__Written problem__
The entries below need to be written out exactly, with no pictures included.

-------------------------

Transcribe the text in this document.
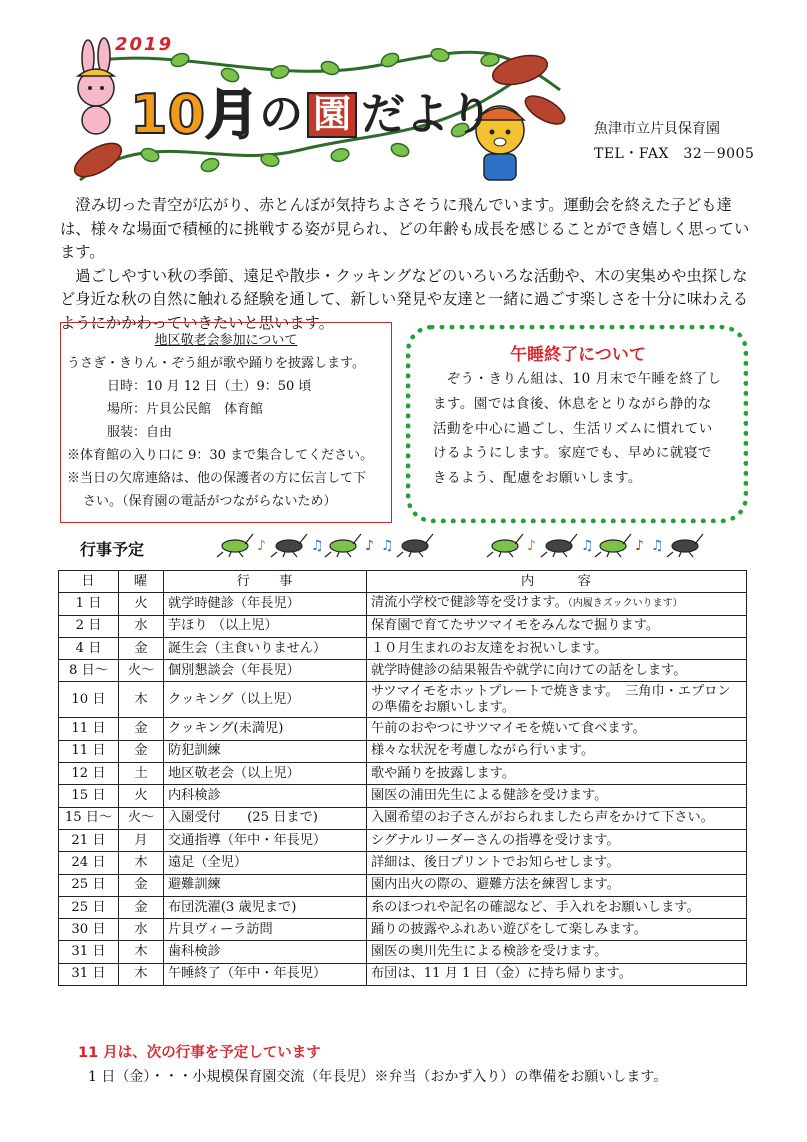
2019
10月 の 園 だより	魚津市立片貝保育園
TEL・FAX　32－9005

澄み切った青空が広がり、赤とんぼが気持ちよさそうに飛んでいます。運動会を終えた子ども達は、様々な場面で積極的に挑戦する姿が見られ、どの年齢も成長を感じることができ嬉しく思っています。

過ごしやすい秋の季節、遠足や散歩・クッキングなどのいろいろな活動や、木の実集めや虫探しなど身近な秋の自然に触れる経験を通して、新しい発見や友達と一緒に過ごす楽しさを十分に味わえるようにかかわっていきたいと思います。

地区敬老会参加について
うさぎ・きりん・ぞう組が歌や踊りを披露します。
日時：10 月 12 日（土）9：50 頃
場所：片貝公民館　体育館
服装：自由
※体育館の入り口に 9：30 まで集合してください。
※当日の欠席連絡は、他の保護者の方に伝言して下
さい。（保育園の電話がつながらないため）
午睡終了について
ぞう・きりん組は、10 月末で午睡を終了します。園では食後、休息をとりながら静的な活動を中心に過ごし、生活リズムに慣れていけるようにします。家庭でも、早めに就寝できるよう、配慮をお願いします。
行事予定	♪	♫	♪ ♫
日	曜	行　　事	内　　　容
1 日	火	就学時健診（年長児）	清流小学校で健診等を受けます。（内履きズックいります）
2 日	水	芋ほり （以上児）	保育園で育てたサツマイモをみんなで掘ります。
4 日	金	誕生会（主食いりません）	１０月生まれのお友達をお祝いします。
8 日～	火～	個別懇談会（年長児）	就学時健診の結果報告や就学に向けての話をします。
10 日	木	クッキング（以上児）	サツマイモをホットプレートで焼きます。　三角巾・エプロンの準備をお願いします。
11 日	金	クッキング(未満児)	午前のおやつにサツマイモを焼いて食べます。
11 日	金	防犯訓練	様々な状況を考慮しながら行います。
12 日	土	地区敬老会（以上児）	歌や踊りを披露します。
15 日	火	内科検診	園医の浦田先生による健診を受けます。
15 日～	火～	入園受付　　(25 日まで)	入園希望のお子さんがおられましたら声をかけて下さい。
21 日	月	交通指導（年中・年長児）	シグナルリーダーさんの指導を受けます。
24 日	木	遠足（全児）	詳細は、後日プリントでお知らせします。
25 日	金	避難訓練	園内出火の際の、避難方法を練習します。
25 日	金	布団洗濯(3 歳児まで)	糸のほつれや記名の確認など、手入れをお願いします。
30 日	水	片貝ヴィーラ訪問	踊りの披露やふれあい遊びをして楽しみます。
31 日	木	歯科検診	園医の奥川先生による検診を受けます。
31 日	木	午睡終了（年中・年長児）	布団は、11 月 1 日（金）に持ち帰ります。
11 月は、次の行事を予定しています
1 日（金）・・・小規模保育園交流（年長児）※弁当（おかず入り）の準備をお願いします。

-------------------------

__Expected output__
Transcribe the text in this document.
2019
10月 の 園 だより	魚津市立片貝保育園
TEL・FAX　32－9005

澄み切った青空が広がり、赤とんぼが気持ちよさそうに飛んでいます。運動会を終えた子ども達は、様々な場面で積極的に挑戦する姿が見られ、どの年齢も成長を感じることができ嬉しく思っています。

過ごしやすい秋の季節、遠足や散歩・クッキングなどのいろいろな活動や、木の実集めや虫探しなど身近な秋の自然に触れる経験を通して、新しい発見や友達と一緒に過ごす楽しさを十分に味わえるようにかかわっていきたいと思います。

地区敬老会参加について
うさぎ・きりん・ぞう組が歌や踊りを披露します。
日時：10 月 12 日（土）9：50 頃
場所：片貝公民館　体育館
服装：自由
※体育館の入り口に 9：30 まで集合してください。
※当日の欠席連絡は、他の保護者の方に伝言して下
さい。（保育園の電話がつながらないため）
午睡終了について
ぞう・きりん組は、10 月末で午睡を終了します。園では食後、休息をとりながら静的な活動を中心に過ごし、生活リズムに慣れていけるようにします。家庭でも、早めに就寝できるよう、配慮をお願いします。
行事予定	♪	♫	♪ ♫
日	曜	行　　事	内　　　容
1 日	火	就学時健診（年長児）	清流小学校で健診等を受けます。（内履きズックいります）
2 日	水	芋ほり （以上児）	保育園で育てたサツマイモをみんなで掘ります。
4 日	金	誕生会（主食いりません）	１０月生まれのお友達をお祝いします。
8 日～	火～	個別懇談会（年長児）	就学時健診の結果報告や就学に向けての話をします。
10 日	木	クッキング（以上児）	サツマイモをホットプレートで焼きます。　三角巾・エプロンの準備をお願いします。
11 日	金	クッキング(未満児)	午前のおやつにサツマイモを焼いて食べます。
11 日	金	防犯訓練	様々な状況を考慮しながら行います。
12 日	土	地区敬老会（以上児）	歌や踊りを披露します。
15 日	火	内科検診	園医の浦田先生による健診を受けます。
15 日～	火～	入園受付　　(25 日まで)	入園希望のお子さんがおられましたら声をかけて下さい。
21 日	月	交通指導（年中・年長児）	シグナルリーダーさんの指導を受けます。
24 日	木	遠足（全児）	詳細は、後日プリントでお知らせします。
25 日	金	避難訓練	園内出火の際の、避難方法を練習します。
25 日	金	布団洗濯(3 歳児まで)	糸のほつれや記名の確認など、手入れをお願いします。
30 日	水	片貝ヴィーラ訪問	踊りの披露やふれあい遊びをして楽しみます。
31 日	木	歯科検診	園医の奥川先生による検診を受けます。
31 日	木	午睡終了（年中・年長児）	布団は、11 月 1 日（金）に持ち帰ります。
11 月は、次の行事を予定しています
1 日（金）・・・小規模保育園交流（年長児）※弁当（おかず入り）の準備をお願いします。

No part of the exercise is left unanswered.